The task — Make an exact copy of all the entries, with the pictures left out.

Data supplied —
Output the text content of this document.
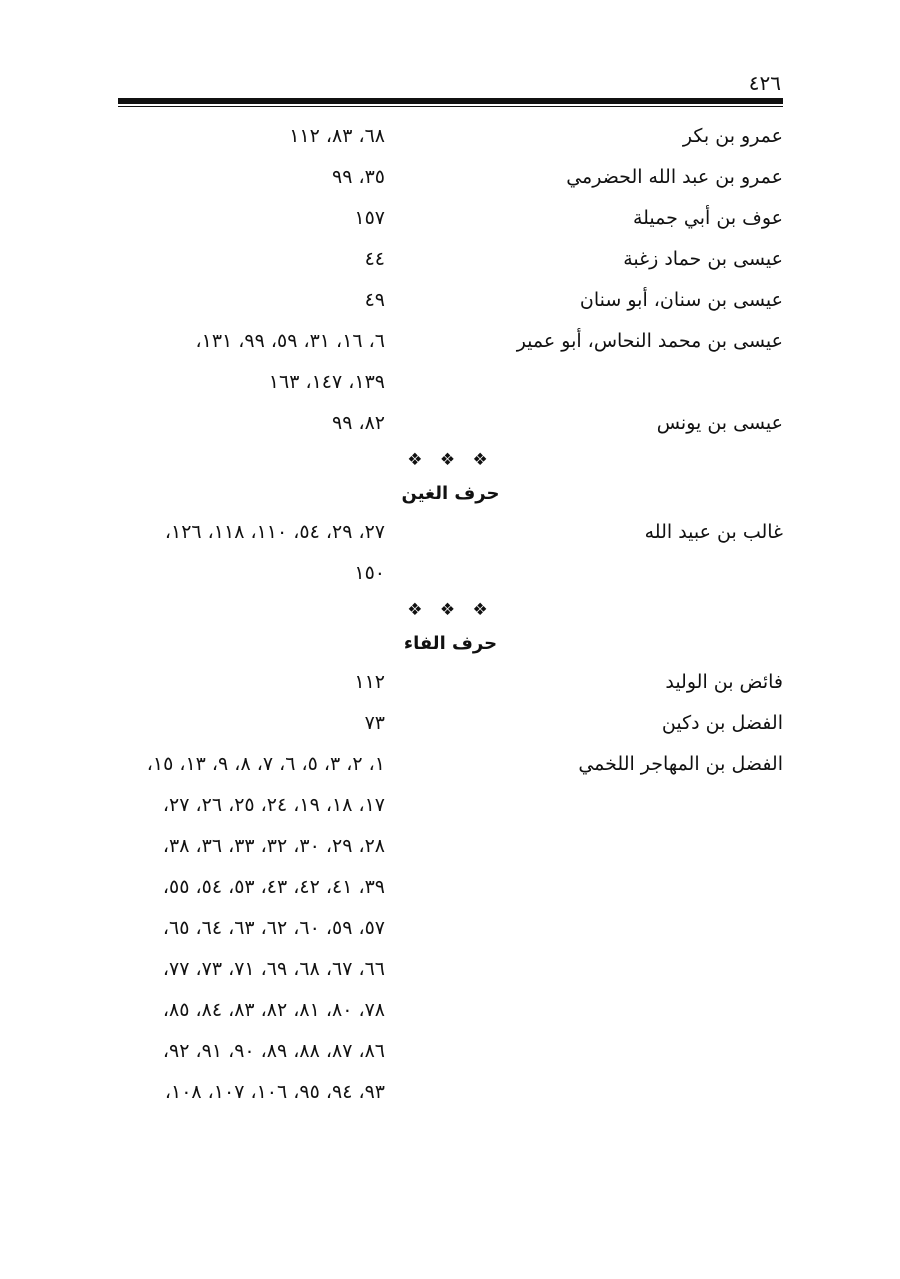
٤٢٦
عمرو بن بكر
٦٨، ٨٣، ١١٢
عمرو بن عبد الله الحضرمي
٣٥، ٩٩
عوف بن أبي جميلة
١٥٧
عيسى بن حماد زغبة
٤٤
عيسى بن سنان، أبو سنان
٤٩
عيسى بن محمد النحاس، أبو عمير
٦، ١٦، ٣١، ٥٩، ٩٩، ١٣١،
١٣٩، ١٤٧، ١٦٣
عيسى بن يونس
٨٢، ٩٩
❖ ❖ ❖
حرف الغين
غالب بن عبيد الله
٢٧، ٢٩، ٥٤، ١١٠، ١١٨، ١٢٦،
١٥٠
❖ ❖ ❖
حرف الفاء
فائض بن الوليد
١١٢
الفضل بن دكين
٧٣
الفضل بن المهاجر اللخمي
١، ٢، ٣، ٥، ٦، ٧، ٨، ٩، ١٣، ١٥،
١٧، ١٨، ١٩، ٢٤، ٢٥، ٢٦، ٢٧،
٢٨، ٢٩، ٣٠، ٣٢، ٣٣، ٣٦، ٣٨،
٣٩، ٤١، ٤٢، ٤٣، ٥٣، ٥٤، ٥٥،
٥٧، ٥٩، ٦٠، ٦٢، ٦٣، ٦٤، ٦٥،
٦٦، ٦٧، ٦٨، ٦٩، ٧١، ٧٣، ٧٧،
٧٨، ٨٠، ٨١، ٨٢، ٨٣، ٨٤، ٨٥،
٨٦، ٨٧، ٨٨، ٨٩، ٩٠، ٩١، ٩٢،
٩٣، ٩٤، ٩٥، ١٠٦، ١٠٧، ١٠٨،
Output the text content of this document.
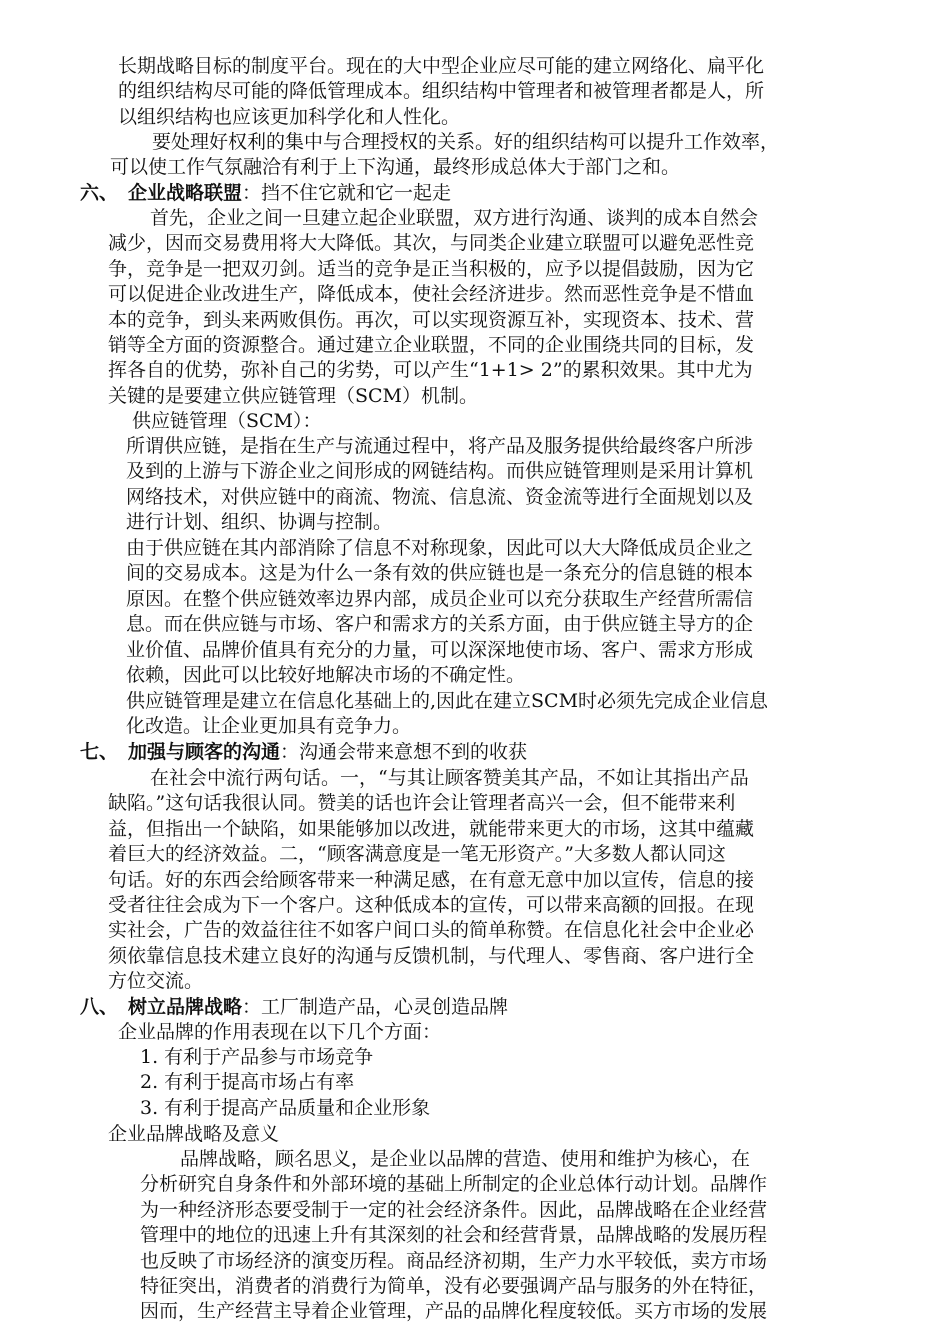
长期战略目标的制度平台。现在的大中型企业应尽可能的建立网络化、扁平化
的组织结构尽可能的降低管理成本。组织结构中管理者和被管理者都是人，所
以组织结构也应该更加科学化和人性化。
要处理好权利的集中与合理授权的关系。好的组织结构可以提升工作效率，
可以使工作气氛融洽有利于上下沟通，最终形成总体大于部门之和。
六、 企业战略联盟：挡不住它就和它一起走
首先，企业之间一旦建立起企业联盟，双方进行沟通、谈判的成本自然会
减少，因而交易费用将大大降低。其次，与同类企业建立联盟可以避免恶性竞
争，竞争是一把双刃剑。适当的竞争是正当积极的，应予以提倡鼓励，因为它
可以促进企业改进生产，降低成本，使社会经济进步。然而恶性竞争是不惜血
本的竞争，到头来两败俱伤。再次，可以实现资源互补，实现资本、技术、营
销等全方面的资源整合。通过建立企业联盟，不同的企业围绕共同的目标，发
挥各自的优势，弥补自己的劣势，可以产生“1+1> 2”的累积效果。其中尤为
关键的是要建立供应链管理（SCM）机制。
供应链管理（SCM）：
所谓供应链，是指在生产与流通过程中，将产品及服务提供给最终客户所涉
及到的上游与下游企业之间形成的网链结构。而供应链管理则是采用计算机
网络技术，对供应链中的商流、物流、信息流、资金流等进行全面规划以及
进行计划、组织、协调与控制。
由于供应链在其内部消除了信息不对称现象，因此可以大大降低成员企业之
间的交易成本。这是为什么一条有效的供应链也是一条充分的信息链的根本
原因。在整个供应链效率边界内部，成员企业可以充分获取生产经营所需信
息。而在供应链与市场、客户和需求方的关系方面，由于供应链主导方的企
业价值、品牌价值具有充分的力量，可以深深地使市场、客户、需求方形成
依赖，因此可以比较好地解决市场的不确定性。
供应链管理是建立在信息化基础上的,因此在建立SCM时必须先完成企业信息
化改造。让企业更加具有竞争力。
七、 加强与顾客的沟通：沟通会带来意想不到的收获
在社会中流行两句话。一，“与其让顾客赞美其产品，不如让其指出产品
缺陷。”这句话我很认同。赞美的话也许会让管理者高兴一会，但不能带来利
益，但指出一个缺陷，如果能够加以改进，就能带来更大的市场，这其中蕴藏
着巨大的经济效益。二，“顾客满意度是一笔无形资产。”大多数人都认同这
句话。好的东西会给顾客带来一种满足感，在有意无意中加以宣传，信息的接
受者往往会成为下一个客户。这种低成本的宣传，可以带来高额的回报。在现
实社会，广告的效益往往不如客户间口头的简单称赞。在信息化社会中企业必
须依靠信息技术建立良好的沟通与反馈机制，与代理人、零售商、客户进行全
方位交流。
八、 树立品牌战略：工厂制造产品，心灵创造品牌
企业品牌的作用表现在以下几个方面：
1. 有利于产品参与市场竞争
2. 有利于提高市场占有率
3. 有利于提高产品质量和企业形象
企业品牌战略及意义
品牌战略，顾名思义，是企业以品牌的营造、使用和维护为核心，在
分析研究自身条件和外部环境的基础上所制定的企业总体行动计划。品牌作
为一种经济形态要受制于一定的社会经济条件。因此，品牌战略在企业经营
管理中的地位的迅速上升有其深刻的社会和经营背景，品牌战略的发展历程
也反映了市场经济的演变历程。商品经济初期，生产力水平较低，卖方市场
特征突出，消费者的消费行为简单，没有必要强调产品与服务的外在特征，
因而，生产经营主导着企业管理，产品的品牌化程度较低。买方市场的发展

Full solution —
Output the text content of this document.
٤٢٦
عمرو بن بكر
٦٨، ٨٣، ١١٢
عمرو بن عبد الله الحضرمي
٣٥، ٩٩
عوف بن أبي جميلة
١٥٧
عيسى بن حماد زغبة
٤٤
عيسى بن سنان، أبو سنان
٤٩
عيسى بن محمد النحاس، أبو عمير
٦، ١٦، ٣١، ٥٩، ٩٩، ١٣١،
١٣٩، ١٤٧، ١٦٣
عيسى بن يونس
٨٢، ٩٩
❖ ❖ ❖
حرف الغين
غالب بن عبيد الله
٢٧، ٢٩، ٥٤، ١١٠، ١١٨، ١٢٦،
١٥٠
❖ ❖ ❖
حرف الفاء
فائض بن الوليد
١١٢
الفضل بن دكين
٧٣
الفضل بن المهاجر اللخمي
١، ٢، ٣، ٥، ٦، ٧، ٨، ٩، ١٣، ١٥،
١٧، ١٨، ١٩، ٢٤، ٢٥، ٢٦، ٢٧،
٢٨، ٢٩، ٣٠، ٣٢، ٣٣، ٣٦، ٣٨،
٣٩، ٤١، ٤٢، ٤٣، ٥٣، ٥٤، ٥٥،
٥٧، ٥٩، ٦٠، ٦٢، ٦٣، ٦٤، ٦٥،
٦٦، ٦٧، ٦٨، ٦٩، ٧١، ٧٣، ٧٧،
٧٨، ٨٠، ٨١، ٨٢، ٨٣، ٨٤، ٨٥،
٨٦، ٨٧، ٨٨، ٨٩، ٩٠، ٩١، ٩٢،
٩٣، ٩٤، ٩٥، ١٠٦، ١٠٧، ١٠٨،
Output the text content of this document.
长期战略目标的制度平台。现在的大中型企业应尽可能的建立网络化、扁平化
的组织结构尽可能的降低管理成本。组织结构中管理者和被管理者都是人，所
以组织结构也应该更加科学化和人性化。
要处理好权利的集中与合理授权的关系。好的组织结构可以提升工作效率，
可以使工作气氛融洽有利于上下沟通，最终形成总体大于部门之和。
六、 企业战略联盟：挡不住它就和它一起走
首先，企业之间一旦建立起企业联盟，双方进行沟通、谈判的成本自然会
减少，因而交易费用将大大降低。其次，与同类企业建立联盟可以避免恶性竞
争，竞争是一把双刃剑。适当的竞争是正当积极的，应予以提倡鼓励，因为它
可以促进企业改进生产，降低成本，使社会经济进步。然而恶性竞争是不惜血
本的竞争，到头来两败俱伤。再次，可以实现资源互补，实现资本、技术、营
销等全方面的资源整合。通过建立企业联盟，不同的企业围绕共同的目标，发
挥各自的优势，弥补自己的劣势，可以产生“1+1> 2”的累积效果。其中尤为
关键的是要建立供应链管理（SCM）机制。
供应链管理（SCM）：
所谓供应链，是指在生产与流通过程中，将产品及服务提供给最终客户所涉
及到的上游与下游企业之间形成的网链结构。而供应链管理则是采用计算机
网络技术，对供应链中的商流、物流、信息流、资金流等进行全面规划以及
进行计划、组织、协调与控制。
由于供应链在其内部消除了信息不对称现象，因此可以大大降低成员企业之
间的交易成本。这是为什么一条有效的供应链也是一条充分的信息链的根本
原因。在整个供应链效率边界内部，成员企业可以充分获取生产经营所需信
息。而在供应链与市场、客户和需求方的关系方面，由于供应链主导方的企
业价值、品牌价值具有充分的力量，可以深深地使市场、客户、需求方形成
依赖，因此可以比较好地解决市场的不确定性。
供应链管理是建立在信息化基础上的,因此在建立SCM时必须先完成企业信息
化改造。让企业更加具有竞争力。
七、 加强与顾客的沟通：沟通会带来意想不到的收获
在社会中流行两句话。一，“与其让顾客赞美其产品，不如让其指出产品
缺陷。”这句话我很认同。赞美的话也许会让管理者高兴一会，但不能带来利
益，但指出一个缺陷，如果能够加以改进，就能带来更大的市场，这其中蕴藏
着巨大的经济效益。二，“顾客满意度是一笔无形资产。”大多数人都认同这
句话。好的东西会给顾客带来一种满足感，在有意无意中加以宣传，信息的接
受者往往会成为下一个客户。这种低成本的宣传，可以带来高额的回报。在现
实社会，广告的效益往往不如客户间口头的简单称赞。在信息化社会中企业必
须依靠信息技术建立良好的沟通与反馈机制，与代理人、零售商、客户进行全
方位交流。
八、 树立品牌战略：工厂制造产品，心灵创造品牌
企业品牌的作用表现在以下几个方面：
1. 有利于产品参与市场竞争
2. 有利于提高市场占有率
3. 有利于提高产品质量和企业形象
企业品牌战略及意义
品牌战略，顾名思义，是企业以品牌的营造、使用和维护为核心，在
分析研究自身条件和外部环境的基础上所制定的企业总体行动计划。品牌作
为一种经济形态要受制于一定的社会经济条件。因此，品牌战略在企业经营
管理中的地位的迅速上升有其深刻的社会和经营背景，品牌战略的发展历程
也反映了市场经济的演变历程。商品经济初期，生产力水平较低，卖方市场
特征突出，消费者的消费行为简单，没有必要强调产品与服务的外在特征，
因而，生产经营主导着企业管理，产品的品牌化程度较低。买方市场的发展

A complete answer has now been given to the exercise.